Excerpts from a figure dataset:

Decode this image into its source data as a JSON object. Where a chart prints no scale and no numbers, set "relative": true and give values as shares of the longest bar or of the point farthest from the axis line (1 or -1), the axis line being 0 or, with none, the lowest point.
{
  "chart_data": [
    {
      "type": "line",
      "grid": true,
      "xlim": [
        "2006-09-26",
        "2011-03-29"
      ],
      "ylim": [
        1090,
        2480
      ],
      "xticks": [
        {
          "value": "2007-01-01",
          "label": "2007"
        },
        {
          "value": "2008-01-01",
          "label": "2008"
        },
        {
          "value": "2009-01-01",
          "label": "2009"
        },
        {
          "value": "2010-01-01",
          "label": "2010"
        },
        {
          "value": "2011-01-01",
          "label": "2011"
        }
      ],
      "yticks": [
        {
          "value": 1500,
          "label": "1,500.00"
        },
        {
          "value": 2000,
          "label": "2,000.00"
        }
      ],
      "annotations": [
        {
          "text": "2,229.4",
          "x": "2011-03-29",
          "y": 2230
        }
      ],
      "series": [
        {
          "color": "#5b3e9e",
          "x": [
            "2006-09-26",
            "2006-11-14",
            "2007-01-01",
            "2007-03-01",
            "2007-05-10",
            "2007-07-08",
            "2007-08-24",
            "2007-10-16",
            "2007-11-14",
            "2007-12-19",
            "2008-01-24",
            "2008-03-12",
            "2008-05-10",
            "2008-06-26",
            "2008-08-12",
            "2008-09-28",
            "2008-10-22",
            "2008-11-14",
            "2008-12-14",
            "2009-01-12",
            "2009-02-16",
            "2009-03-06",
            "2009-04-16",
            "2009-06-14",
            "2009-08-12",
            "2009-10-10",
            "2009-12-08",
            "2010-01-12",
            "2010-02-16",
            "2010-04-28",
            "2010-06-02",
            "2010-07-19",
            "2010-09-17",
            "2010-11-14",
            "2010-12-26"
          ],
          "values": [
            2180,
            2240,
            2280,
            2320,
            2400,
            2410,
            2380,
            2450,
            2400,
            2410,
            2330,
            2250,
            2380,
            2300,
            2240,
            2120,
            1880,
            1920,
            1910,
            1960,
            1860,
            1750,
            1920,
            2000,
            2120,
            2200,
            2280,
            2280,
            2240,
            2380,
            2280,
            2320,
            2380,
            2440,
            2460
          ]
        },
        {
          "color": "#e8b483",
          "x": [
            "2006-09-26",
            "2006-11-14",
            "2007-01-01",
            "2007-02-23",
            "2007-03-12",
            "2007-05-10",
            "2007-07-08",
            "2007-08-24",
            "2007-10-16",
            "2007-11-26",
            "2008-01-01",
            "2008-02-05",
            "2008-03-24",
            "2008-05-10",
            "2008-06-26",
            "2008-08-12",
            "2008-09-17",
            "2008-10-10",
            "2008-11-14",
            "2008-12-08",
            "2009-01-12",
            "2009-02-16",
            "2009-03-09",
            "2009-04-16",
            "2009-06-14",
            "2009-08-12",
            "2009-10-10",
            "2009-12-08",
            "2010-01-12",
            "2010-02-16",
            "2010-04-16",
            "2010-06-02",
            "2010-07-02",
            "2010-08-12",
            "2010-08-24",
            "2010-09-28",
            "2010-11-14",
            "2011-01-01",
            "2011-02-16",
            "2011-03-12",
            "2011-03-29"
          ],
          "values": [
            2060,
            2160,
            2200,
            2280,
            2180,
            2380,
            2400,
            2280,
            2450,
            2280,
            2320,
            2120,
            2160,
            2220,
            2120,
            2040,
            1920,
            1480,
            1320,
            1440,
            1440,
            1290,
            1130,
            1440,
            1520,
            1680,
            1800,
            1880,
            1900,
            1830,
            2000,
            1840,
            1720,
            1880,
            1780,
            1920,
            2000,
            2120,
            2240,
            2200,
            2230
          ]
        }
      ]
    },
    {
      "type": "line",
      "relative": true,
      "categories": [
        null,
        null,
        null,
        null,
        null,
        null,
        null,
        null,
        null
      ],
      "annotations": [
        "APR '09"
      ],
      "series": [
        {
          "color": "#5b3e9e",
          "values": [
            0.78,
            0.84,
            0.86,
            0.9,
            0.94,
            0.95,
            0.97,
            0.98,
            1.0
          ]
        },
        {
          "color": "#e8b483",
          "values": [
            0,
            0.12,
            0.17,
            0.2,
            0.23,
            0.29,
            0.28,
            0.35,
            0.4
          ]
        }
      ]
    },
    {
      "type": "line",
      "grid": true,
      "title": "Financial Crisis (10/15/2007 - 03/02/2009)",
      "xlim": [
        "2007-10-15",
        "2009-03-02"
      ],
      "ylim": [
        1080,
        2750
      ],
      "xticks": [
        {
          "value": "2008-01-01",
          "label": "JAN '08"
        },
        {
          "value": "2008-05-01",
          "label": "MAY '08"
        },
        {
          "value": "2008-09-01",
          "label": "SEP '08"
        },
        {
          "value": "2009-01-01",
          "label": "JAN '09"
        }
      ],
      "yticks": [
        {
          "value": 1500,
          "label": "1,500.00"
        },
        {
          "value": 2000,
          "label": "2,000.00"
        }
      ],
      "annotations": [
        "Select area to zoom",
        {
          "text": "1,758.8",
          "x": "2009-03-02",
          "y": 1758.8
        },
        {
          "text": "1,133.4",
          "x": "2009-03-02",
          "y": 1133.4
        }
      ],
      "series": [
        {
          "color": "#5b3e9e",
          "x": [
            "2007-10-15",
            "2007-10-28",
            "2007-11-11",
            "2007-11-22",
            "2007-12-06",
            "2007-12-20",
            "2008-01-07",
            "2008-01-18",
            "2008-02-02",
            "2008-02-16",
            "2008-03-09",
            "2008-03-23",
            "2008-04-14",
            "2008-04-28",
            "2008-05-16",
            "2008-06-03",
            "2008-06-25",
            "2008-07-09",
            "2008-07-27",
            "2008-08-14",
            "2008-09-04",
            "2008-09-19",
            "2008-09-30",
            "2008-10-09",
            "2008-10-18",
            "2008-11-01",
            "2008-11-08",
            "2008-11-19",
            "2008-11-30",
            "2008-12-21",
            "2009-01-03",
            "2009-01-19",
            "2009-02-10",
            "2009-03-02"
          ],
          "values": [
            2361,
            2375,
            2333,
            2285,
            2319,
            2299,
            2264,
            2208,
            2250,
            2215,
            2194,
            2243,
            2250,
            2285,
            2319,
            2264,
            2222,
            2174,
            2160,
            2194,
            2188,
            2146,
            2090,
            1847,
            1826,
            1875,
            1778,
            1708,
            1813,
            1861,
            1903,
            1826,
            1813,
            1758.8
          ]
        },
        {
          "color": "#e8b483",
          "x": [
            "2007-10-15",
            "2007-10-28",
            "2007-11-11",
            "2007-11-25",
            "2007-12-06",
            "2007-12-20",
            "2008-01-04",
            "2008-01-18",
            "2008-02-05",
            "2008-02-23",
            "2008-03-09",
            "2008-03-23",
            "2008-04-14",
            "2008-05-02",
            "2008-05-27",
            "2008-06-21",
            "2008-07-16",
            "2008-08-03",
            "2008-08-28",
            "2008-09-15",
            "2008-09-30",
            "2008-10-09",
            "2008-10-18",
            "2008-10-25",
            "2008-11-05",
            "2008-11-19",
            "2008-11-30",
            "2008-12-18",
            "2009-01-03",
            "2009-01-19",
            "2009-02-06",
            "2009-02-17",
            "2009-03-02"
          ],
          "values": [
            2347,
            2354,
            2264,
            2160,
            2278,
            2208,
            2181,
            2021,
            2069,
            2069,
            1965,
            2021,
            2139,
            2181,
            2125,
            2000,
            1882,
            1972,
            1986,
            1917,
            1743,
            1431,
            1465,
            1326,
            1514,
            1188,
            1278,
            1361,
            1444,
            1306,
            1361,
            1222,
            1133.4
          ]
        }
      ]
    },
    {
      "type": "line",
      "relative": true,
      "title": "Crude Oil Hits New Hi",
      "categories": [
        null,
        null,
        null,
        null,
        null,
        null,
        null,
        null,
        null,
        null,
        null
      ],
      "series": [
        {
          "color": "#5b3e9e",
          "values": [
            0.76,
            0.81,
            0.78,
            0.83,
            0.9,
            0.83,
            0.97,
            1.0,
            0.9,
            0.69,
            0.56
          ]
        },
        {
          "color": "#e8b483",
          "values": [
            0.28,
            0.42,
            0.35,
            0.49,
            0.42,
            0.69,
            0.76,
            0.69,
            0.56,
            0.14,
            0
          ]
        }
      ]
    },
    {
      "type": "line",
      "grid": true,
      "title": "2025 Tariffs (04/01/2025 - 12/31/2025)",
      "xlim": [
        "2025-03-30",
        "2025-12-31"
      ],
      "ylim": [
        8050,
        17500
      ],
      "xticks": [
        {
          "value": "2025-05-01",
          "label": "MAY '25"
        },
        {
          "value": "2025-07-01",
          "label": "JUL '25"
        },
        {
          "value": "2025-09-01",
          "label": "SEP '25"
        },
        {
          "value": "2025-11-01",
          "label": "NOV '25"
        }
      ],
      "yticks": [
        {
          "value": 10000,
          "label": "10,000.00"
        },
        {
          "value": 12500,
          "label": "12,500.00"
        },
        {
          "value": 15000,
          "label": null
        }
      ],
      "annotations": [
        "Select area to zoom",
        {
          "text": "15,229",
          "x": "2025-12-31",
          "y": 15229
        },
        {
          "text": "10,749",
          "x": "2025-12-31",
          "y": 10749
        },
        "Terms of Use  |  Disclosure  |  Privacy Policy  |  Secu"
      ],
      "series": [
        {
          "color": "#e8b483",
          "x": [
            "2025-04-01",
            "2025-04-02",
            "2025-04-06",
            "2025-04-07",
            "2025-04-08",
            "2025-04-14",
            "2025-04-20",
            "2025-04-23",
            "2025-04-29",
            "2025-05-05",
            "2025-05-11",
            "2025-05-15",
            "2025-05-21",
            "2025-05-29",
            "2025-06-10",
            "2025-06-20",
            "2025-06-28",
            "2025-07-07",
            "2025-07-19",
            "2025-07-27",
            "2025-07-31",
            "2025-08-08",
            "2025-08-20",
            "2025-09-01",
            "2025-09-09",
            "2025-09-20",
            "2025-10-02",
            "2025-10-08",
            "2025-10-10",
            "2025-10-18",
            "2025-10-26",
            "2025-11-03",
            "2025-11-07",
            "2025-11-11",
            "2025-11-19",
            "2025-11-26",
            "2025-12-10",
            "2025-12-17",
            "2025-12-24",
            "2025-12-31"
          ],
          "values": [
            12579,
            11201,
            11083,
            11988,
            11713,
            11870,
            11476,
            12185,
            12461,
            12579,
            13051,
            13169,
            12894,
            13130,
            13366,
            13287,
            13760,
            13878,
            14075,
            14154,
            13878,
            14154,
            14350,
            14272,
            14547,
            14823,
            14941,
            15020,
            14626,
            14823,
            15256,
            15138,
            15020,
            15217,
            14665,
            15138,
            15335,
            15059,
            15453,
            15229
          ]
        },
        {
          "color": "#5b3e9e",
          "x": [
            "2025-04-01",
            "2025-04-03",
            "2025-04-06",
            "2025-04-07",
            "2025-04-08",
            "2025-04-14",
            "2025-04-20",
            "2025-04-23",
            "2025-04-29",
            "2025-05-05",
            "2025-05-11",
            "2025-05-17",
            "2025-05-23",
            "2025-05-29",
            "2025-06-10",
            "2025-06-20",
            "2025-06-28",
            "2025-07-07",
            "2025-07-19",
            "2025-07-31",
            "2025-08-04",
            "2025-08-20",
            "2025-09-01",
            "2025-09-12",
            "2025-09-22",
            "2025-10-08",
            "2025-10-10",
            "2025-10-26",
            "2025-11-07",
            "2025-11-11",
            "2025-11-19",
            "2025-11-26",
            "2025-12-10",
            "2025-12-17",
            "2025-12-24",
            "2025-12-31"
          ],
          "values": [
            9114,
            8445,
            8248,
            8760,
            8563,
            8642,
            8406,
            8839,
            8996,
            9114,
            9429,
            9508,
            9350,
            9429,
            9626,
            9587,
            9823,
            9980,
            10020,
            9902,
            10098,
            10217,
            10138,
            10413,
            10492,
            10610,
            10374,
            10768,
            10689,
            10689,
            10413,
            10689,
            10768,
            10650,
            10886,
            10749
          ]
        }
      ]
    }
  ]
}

DO THIS: Identify the lines that contain the string "text", and copy every one of them.

SOLUTION TO THIS EXERCISE:
          "text": "2,229.4",
          "text": "1,758.8",
          "text": "1,133.4",
          "text": "15,229",
          "text": "10,749",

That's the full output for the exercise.